▸ EXERCISE:
Reproduce the data exactly.

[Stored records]
** Begin **

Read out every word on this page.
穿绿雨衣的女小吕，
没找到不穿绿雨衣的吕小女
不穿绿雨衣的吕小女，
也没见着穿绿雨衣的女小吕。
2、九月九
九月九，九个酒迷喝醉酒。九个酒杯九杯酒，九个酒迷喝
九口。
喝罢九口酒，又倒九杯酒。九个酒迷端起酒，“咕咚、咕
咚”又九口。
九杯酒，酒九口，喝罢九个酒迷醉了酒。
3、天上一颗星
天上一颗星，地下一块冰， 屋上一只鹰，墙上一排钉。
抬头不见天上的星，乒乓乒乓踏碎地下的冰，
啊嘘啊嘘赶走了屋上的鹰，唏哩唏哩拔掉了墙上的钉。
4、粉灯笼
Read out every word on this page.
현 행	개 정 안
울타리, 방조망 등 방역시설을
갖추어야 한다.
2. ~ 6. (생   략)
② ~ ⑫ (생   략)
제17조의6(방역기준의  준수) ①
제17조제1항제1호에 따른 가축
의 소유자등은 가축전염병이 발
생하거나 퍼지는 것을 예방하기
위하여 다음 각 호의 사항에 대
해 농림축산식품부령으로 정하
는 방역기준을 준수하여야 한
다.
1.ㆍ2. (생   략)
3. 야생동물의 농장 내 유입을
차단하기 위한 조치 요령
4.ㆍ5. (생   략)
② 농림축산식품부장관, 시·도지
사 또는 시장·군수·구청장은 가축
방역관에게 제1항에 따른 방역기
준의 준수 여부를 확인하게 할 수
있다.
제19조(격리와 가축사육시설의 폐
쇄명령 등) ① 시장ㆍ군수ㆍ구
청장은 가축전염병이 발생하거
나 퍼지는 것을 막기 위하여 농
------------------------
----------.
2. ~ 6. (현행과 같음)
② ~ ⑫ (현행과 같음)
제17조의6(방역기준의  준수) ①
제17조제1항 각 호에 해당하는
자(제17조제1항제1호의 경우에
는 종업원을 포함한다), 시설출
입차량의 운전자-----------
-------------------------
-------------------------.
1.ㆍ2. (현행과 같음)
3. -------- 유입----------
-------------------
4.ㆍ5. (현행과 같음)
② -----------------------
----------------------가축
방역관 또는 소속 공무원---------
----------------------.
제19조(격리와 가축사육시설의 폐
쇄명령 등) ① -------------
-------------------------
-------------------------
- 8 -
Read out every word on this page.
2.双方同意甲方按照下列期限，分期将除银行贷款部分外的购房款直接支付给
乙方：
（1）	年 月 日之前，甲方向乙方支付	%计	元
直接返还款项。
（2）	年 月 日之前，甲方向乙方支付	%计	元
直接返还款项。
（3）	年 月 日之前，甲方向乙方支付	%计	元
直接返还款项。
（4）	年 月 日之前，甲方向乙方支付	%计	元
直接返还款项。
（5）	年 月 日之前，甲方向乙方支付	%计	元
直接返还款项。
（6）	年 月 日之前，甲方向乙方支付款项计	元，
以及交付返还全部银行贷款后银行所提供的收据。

** End **

▸ FINAL ANSWER:
Read out every word on this page.
穿绿雨衣的女小吕，
没找到不穿绿雨衣的吕小女
不穿绿雨衣的吕小女，
也没见着穿绿雨衣的女小吕。
2、九月九
九月九，九个酒迷喝醉酒。九个酒杯九杯酒，九个酒迷喝
九口。
喝罢九口酒，又倒九杯酒。九个酒迷端起酒，“咕咚、咕
咚”又九口。
九杯酒，酒九口，喝罢九个酒迷醉了酒。
3、天上一颗星
天上一颗星，地下一块冰， 屋上一只鹰，墙上一排钉。
抬头不见天上的星，乒乓乒乓踏碎地下的冰，
啊嘘啊嘘赶走了屋上的鹰，唏哩唏哩拔掉了墙上的钉。
4、粉灯笼
Read out every word on this page.
현 행	개 정 안
울타리, 방조망 등 방역시설을
갖추어야 한다.
2. ~ 6. (생   략)
② ~ ⑫ (생   략)
제17조의6(방역기준의  준수) ①
제17조제1항제1호에 따른 가축
의 소유자등은 가축전염병이 발
생하거나 퍼지는 것을 예방하기
위하여 다음 각 호의 사항에 대
해 농림축산식품부령으로 정하
는 방역기준을 준수하여야 한
다.
1.ㆍ2. (생   략)
3. 야생동물의 농장 내 유입을
차단하기 위한 조치 요령
4.ㆍ5. (생   략)
② 농림축산식품부장관, 시·도지
사 또는 시장·군수·구청장은 가축
방역관에게 제1항에 따른 방역기
준의 준수 여부를 확인하게 할 수
있다.
제19조(격리와 가축사육시설의 폐
쇄명령 등) ① 시장ㆍ군수ㆍ구
청장은 가축전염병이 발생하거
나 퍼지는 것을 막기 위하여 농
------------------------
----------.
2. ~ 6. (현행과 같음)
② ~ ⑫ (현행과 같음)
제17조의6(방역기준의  준수) ①
제17조제1항 각 호에 해당하는
자(제17조제1항제1호의 경우에
는 종업원을 포함한다), 시설출
입차량의 운전자-----------
-------------------------
-------------------------.
1.ㆍ2. (현행과 같음)
3. -------- 유입----------
-------------------
4.ㆍ5. (현행과 같음)
② -----------------------
----------------------가축
방역관 또는 소속 공무원---------
----------------------.
제19조(격리와 가축사육시설의 폐
쇄명령 등) ① -------------
-------------------------
-------------------------
- 8 -
Read out every word on this page.
2.双方同意甲方按照下列期限，分期将除银行贷款部分外的购房款直接支付给
乙方：
（1）	年 月 日之前，甲方向乙方支付	%计	元
直接返还款项。
（2）	年 月 日之前，甲方向乙方支付	%计	元
直接返还款项。
（3）	年 月 日之前，甲方向乙方支付	%计	元
直接返还款项。
（4）	年 月 日之前，甲方向乙方支付	%计	元
直接返还款项。
（5）	年 月 日之前，甲方向乙方支付	%计	元
直接返还款项。
（6）	年 月 日之前，甲方向乙方支付款项计	元，
以及交付返还全部银行贷款后银行所提供的收据。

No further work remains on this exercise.